Work required: Search the records below for the word "XIII". Pull out each line that has it.
--- Start Recorded information ---
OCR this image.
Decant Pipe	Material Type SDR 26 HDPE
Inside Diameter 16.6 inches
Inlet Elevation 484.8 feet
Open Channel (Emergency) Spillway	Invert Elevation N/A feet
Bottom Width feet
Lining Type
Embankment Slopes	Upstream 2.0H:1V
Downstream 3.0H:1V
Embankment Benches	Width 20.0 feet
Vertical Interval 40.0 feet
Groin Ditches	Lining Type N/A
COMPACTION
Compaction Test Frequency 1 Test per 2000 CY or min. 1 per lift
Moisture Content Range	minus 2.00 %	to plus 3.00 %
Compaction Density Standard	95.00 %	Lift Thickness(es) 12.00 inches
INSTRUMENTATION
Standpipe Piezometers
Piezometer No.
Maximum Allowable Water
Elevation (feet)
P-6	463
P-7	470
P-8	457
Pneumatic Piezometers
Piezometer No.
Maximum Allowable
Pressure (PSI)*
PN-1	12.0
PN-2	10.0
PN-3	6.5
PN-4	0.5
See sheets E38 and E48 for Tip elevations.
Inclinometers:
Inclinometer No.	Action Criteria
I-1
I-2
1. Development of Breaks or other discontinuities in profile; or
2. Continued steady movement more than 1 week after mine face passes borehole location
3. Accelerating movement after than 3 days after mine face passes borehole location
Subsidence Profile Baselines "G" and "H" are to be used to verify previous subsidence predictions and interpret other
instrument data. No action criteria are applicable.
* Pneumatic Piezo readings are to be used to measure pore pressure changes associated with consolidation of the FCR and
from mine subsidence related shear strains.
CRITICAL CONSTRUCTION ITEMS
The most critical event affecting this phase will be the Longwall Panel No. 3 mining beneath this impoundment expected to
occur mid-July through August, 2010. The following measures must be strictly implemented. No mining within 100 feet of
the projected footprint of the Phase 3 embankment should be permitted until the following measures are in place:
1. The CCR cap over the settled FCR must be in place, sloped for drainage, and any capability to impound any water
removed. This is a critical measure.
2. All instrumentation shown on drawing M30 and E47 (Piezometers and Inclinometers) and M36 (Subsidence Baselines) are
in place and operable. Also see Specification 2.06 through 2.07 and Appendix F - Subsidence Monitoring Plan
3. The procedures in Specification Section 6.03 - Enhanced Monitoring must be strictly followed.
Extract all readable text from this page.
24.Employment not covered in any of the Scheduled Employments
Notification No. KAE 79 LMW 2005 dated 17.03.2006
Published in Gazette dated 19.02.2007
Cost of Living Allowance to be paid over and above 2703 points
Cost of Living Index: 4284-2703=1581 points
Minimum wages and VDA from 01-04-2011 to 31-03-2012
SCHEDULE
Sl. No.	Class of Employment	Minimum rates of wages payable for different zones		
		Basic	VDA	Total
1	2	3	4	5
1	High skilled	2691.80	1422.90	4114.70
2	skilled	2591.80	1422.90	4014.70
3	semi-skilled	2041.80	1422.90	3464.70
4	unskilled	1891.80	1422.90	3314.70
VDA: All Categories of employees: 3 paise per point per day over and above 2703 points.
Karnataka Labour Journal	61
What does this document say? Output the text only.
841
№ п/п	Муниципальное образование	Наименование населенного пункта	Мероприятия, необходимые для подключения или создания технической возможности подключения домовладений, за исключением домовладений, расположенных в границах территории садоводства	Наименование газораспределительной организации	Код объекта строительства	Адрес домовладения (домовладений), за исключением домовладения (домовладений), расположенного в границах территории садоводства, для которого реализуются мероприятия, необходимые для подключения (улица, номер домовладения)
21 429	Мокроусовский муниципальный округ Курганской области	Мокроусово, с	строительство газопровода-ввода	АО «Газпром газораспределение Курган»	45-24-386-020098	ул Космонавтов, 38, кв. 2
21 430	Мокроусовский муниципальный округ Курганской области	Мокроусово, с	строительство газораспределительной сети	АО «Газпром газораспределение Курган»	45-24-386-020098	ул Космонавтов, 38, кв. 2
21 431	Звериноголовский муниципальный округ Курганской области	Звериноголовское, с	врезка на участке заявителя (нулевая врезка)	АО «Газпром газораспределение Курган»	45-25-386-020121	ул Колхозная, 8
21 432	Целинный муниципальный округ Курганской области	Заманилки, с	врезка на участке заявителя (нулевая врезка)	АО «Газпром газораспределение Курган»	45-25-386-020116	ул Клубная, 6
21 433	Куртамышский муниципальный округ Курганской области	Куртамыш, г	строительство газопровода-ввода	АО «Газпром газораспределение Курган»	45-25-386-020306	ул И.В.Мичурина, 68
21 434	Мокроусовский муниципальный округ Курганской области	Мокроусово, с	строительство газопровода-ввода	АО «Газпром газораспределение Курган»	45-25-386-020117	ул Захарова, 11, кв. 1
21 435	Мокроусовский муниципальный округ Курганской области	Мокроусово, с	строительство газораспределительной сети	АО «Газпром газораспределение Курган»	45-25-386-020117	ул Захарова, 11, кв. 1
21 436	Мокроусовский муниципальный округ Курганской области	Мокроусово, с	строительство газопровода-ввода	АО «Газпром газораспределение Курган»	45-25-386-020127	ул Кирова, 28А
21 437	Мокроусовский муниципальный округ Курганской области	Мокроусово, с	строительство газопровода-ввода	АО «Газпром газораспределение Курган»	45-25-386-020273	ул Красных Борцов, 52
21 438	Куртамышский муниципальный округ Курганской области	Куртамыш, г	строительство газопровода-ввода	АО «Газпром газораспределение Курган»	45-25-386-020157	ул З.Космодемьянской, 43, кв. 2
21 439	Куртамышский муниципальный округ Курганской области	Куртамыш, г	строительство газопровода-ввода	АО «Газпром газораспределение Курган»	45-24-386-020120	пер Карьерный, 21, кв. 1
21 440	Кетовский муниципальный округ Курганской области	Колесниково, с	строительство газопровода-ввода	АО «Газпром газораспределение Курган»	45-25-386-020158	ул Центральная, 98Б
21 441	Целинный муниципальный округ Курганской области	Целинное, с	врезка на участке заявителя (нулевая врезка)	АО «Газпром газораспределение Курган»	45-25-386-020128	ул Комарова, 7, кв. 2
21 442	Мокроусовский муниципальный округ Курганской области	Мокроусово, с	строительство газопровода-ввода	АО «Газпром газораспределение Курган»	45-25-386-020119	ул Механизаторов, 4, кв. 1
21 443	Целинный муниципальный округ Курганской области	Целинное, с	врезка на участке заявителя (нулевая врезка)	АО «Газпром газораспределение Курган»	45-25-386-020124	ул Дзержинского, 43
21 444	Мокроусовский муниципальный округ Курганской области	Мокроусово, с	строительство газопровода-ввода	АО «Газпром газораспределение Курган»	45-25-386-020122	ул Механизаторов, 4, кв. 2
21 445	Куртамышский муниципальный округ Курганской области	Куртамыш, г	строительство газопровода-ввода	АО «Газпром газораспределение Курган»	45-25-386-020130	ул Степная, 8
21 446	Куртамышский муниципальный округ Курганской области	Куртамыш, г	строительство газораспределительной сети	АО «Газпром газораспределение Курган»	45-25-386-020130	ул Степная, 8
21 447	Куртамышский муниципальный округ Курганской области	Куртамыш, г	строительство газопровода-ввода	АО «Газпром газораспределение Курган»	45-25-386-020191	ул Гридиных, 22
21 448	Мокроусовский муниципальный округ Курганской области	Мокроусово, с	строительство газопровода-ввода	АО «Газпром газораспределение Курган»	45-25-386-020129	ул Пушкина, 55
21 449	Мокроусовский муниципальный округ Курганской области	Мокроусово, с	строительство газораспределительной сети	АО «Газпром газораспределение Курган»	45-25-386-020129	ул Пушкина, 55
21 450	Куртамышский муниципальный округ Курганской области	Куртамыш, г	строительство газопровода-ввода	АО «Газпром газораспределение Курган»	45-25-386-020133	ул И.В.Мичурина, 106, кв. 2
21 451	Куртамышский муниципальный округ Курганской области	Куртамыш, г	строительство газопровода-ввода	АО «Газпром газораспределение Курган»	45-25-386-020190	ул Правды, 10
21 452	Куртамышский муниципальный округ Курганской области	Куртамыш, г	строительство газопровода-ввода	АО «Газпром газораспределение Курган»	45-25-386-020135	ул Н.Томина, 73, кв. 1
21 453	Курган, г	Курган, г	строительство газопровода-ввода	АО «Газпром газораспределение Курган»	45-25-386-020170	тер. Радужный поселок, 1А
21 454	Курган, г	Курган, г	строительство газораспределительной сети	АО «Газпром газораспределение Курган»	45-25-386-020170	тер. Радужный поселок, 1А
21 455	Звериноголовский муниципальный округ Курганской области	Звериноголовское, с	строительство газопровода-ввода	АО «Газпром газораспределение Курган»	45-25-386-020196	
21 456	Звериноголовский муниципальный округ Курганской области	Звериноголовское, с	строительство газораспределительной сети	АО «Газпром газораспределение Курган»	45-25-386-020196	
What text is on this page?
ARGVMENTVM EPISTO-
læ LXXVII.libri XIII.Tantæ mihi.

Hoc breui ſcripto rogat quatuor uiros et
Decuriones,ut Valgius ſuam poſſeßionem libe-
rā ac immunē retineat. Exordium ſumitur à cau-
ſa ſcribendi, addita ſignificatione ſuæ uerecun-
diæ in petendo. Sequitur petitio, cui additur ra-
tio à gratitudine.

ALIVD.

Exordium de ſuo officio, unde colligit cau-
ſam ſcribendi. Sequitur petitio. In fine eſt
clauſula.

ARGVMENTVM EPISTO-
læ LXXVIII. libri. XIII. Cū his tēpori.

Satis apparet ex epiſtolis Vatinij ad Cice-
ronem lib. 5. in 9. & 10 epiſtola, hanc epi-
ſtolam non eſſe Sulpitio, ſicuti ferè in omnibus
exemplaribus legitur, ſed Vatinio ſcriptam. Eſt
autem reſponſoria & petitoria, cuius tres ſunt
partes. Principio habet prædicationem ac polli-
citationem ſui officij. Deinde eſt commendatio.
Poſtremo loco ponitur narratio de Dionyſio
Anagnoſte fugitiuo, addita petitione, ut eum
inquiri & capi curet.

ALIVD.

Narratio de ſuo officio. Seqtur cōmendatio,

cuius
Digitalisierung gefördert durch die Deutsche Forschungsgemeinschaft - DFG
--- End Recorded information ---
Reply to the exercise:
læ LXXVII.libri XIII.Tantæ mihi.
læ LXXVIII. libri. XIII. Cū his tēpori.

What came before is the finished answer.